──────── Records for the exercise ────────

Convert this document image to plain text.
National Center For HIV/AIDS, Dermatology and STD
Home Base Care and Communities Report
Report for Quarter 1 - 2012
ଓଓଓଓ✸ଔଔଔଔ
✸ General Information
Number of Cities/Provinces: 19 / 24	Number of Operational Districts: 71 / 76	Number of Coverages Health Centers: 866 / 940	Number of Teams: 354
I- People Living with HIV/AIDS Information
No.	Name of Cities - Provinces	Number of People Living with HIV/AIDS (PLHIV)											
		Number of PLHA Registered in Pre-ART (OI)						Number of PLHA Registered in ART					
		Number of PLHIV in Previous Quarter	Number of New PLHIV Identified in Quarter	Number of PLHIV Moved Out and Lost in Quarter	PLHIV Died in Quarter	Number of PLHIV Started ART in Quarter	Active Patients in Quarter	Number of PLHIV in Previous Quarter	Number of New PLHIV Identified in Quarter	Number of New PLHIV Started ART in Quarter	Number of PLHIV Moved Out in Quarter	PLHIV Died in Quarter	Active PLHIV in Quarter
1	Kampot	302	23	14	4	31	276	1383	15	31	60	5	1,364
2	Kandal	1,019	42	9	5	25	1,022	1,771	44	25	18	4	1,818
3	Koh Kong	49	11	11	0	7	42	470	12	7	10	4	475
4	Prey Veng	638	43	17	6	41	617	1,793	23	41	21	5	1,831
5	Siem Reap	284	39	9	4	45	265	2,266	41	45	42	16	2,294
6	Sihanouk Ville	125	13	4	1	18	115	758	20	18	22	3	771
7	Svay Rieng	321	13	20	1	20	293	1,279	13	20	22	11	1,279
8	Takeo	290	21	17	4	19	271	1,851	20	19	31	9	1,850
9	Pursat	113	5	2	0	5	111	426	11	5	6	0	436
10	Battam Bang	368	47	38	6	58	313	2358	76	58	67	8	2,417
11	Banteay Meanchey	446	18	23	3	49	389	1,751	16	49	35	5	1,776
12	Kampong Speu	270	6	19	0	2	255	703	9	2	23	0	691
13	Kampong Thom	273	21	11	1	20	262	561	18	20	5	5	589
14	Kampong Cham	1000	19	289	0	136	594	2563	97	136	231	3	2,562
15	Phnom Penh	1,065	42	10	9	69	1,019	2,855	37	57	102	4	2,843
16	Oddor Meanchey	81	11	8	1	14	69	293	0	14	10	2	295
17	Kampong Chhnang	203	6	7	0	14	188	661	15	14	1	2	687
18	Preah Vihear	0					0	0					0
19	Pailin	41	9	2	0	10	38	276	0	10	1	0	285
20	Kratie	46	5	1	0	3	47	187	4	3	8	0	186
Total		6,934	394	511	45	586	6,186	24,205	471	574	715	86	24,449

────────

### Prompt
Repeat the data exactly as it was given above.

### Task output
Convert this document image to plain text.
National Center For HIV/AIDS, Dermatology and STD
Home Base Care and Communities Report
Report for Quarter 1 - 2012
ଓଓଓଓ✸ଔଔଔଔ
✸ General Information
Number of Cities/Provinces: 19 / 24	Number of Operational Districts: 71 / 76	Number of Coverages Health Centers: 866 / 940	Number of Teams: 354
I- People Living with HIV/AIDS Information
No.	Name of Cities - Provinces	Number of People Living with HIV/AIDS (PLHIV)											
		Number of PLHA Registered in Pre-ART (OI)						Number of PLHA Registered in ART					
		Number of PLHIV in Previous Quarter	Number of New PLHIV Identified in Quarter	Number of PLHIV Moved Out and Lost in Quarter	PLHIV Died in Quarter	Number of PLHIV Started ART in Quarter	Active Patients in Quarter	Number of PLHIV in Previous Quarter	Number of New PLHIV Identified in Quarter	Number of New PLHIV Started ART in Quarter	Number of PLHIV Moved Out in Quarter	PLHIV Died in Quarter	Active PLHIV in Quarter
1	Kampot	302	23	14	4	31	276	1383	15	31	60	5	1,364
2	Kandal	1,019	42	9	5	25	1,022	1,771	44	25	18	4	1,818
3	Koh Kong	49	11	11	0	7	42	470	12	7	10	4	475
4	Prey Veng	638	43	17	6	41	617	1,793	23	41	21	5	1,831
5	Siem Reap	284	39	9	4	45	265	2,266	41	45	42	16	2,294
6	Sihanouk Ville	125	13	4	1	18	115	758	20	18	22	3	771
7	Svay Rieng	321	13	20	1	20	293	1,279	13	20	22	11	1,279
8	Takeo	290	21	17	4	19	271	1,851	20	19	31	9	1,850
9	Pursat	113	5	2	0	5	111	426	11	5	6	0	436
10	Battam Bang	368	47	38	6	58	313	2358	76	58	67	8	2,417
11	Banteay Meanchey	446	18	23	3	49	389	1,751	16	49	35	5	1,776
12	Kampong Speu	270	6	19	0	2	255	703	9	2	23	0	691
13	Kampong Thom	273	21	11	1	20	262	561	18	20	5	5	589
14	Kampong Cham	1000	19	289	0	136	594	2563	97	136	231	3	2,562
15	Phnom Penh	1,065	42	10	9	69	1,019	2,855	37	57	102	4	2,843
16	Oddor Meanchey	81	11	8	1	14	69	293	0	14	10	2	295
17	Kampong Chhnang	203	6	7	0	14	188	661	15	14	1	2	687
18	Preah Vihear	0					0	0					0
19	Pailin	41	9	2	0	10	38	276	0	10	1	0	285
20	Kratie	46	5	1	0	3	47	187	4	3	8	0	186
Total		6,934	394	511	45	586	6,186	24,205	471	574	715	86	24,449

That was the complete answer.